▶ [Given problem]: Only the number is wanted: count the lines in the data with "Gauss" in them.

▶ [Dataset excerpts]:
--
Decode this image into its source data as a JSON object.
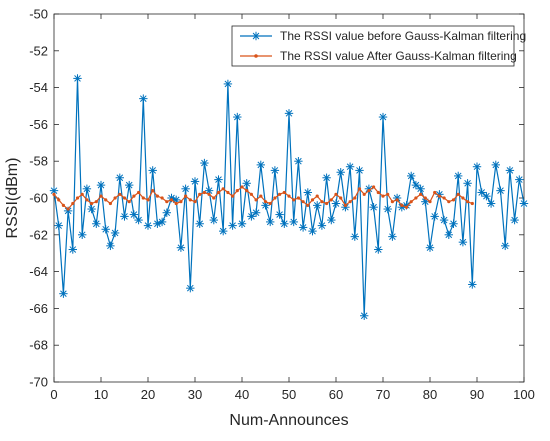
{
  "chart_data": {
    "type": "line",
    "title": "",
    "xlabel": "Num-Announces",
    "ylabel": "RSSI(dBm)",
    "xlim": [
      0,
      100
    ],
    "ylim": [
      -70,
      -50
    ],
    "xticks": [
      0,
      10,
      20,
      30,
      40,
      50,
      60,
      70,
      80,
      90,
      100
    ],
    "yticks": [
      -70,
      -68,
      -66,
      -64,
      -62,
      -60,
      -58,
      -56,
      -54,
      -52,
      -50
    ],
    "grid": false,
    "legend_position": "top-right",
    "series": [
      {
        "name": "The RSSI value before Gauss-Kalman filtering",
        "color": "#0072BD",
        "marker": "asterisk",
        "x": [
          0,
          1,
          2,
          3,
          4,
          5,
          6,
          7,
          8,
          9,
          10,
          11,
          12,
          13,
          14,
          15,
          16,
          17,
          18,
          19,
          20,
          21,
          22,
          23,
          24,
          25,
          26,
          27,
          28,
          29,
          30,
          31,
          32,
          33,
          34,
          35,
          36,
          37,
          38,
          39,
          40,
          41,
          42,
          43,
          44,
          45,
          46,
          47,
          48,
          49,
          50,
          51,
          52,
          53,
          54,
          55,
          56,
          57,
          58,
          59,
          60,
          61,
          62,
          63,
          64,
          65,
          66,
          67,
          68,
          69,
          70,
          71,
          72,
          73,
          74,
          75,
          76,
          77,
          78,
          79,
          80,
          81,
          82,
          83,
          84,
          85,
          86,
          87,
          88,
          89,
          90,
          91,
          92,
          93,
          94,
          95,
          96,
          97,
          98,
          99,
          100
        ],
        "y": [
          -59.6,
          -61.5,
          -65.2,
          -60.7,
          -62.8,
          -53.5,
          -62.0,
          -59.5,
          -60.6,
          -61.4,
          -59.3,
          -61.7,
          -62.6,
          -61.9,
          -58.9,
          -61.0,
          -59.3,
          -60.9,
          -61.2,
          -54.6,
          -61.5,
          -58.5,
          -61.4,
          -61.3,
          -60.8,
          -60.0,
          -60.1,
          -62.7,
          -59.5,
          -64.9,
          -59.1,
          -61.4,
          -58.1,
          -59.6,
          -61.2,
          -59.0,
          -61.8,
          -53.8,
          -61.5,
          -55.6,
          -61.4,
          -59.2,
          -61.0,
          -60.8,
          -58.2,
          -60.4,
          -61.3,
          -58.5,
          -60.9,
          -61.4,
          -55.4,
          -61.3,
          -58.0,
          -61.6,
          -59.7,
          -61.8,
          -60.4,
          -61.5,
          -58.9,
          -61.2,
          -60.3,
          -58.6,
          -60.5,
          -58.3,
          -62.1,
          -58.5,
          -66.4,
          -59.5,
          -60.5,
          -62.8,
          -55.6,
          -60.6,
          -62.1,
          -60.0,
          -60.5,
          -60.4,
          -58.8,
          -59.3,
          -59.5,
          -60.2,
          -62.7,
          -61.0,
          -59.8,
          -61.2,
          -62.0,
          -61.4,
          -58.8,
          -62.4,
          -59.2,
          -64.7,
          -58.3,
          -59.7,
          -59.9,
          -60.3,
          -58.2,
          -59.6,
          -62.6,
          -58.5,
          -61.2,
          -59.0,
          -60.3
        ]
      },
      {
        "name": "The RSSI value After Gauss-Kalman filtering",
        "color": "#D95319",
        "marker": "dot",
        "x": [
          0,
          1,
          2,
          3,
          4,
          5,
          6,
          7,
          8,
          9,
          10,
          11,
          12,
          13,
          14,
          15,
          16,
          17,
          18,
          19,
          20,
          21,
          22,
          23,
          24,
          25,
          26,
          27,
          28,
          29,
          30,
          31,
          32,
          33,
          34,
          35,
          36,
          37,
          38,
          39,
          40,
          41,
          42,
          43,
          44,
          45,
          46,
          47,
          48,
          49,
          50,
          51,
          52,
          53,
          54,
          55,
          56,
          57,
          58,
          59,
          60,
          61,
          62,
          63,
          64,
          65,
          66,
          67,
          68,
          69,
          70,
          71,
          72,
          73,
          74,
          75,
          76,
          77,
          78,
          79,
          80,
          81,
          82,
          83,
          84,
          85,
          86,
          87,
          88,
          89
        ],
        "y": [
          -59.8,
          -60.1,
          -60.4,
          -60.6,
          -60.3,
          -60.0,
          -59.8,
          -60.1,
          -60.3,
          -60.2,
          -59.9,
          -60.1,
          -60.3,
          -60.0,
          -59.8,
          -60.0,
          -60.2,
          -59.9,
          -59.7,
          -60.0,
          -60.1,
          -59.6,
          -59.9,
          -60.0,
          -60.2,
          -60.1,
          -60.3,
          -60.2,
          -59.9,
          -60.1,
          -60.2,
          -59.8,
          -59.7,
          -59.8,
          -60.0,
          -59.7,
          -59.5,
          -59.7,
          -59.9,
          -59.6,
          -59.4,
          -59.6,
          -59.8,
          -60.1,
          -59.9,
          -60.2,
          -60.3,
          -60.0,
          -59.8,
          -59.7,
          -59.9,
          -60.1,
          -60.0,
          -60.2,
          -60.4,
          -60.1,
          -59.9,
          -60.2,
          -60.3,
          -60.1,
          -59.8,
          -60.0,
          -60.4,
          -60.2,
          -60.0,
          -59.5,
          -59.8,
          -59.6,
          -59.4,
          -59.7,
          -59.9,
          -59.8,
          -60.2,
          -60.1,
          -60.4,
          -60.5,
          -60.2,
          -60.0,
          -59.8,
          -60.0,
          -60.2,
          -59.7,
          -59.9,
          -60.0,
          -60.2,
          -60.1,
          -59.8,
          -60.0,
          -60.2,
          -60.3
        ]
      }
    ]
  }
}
--
▶ [Complete output]: 2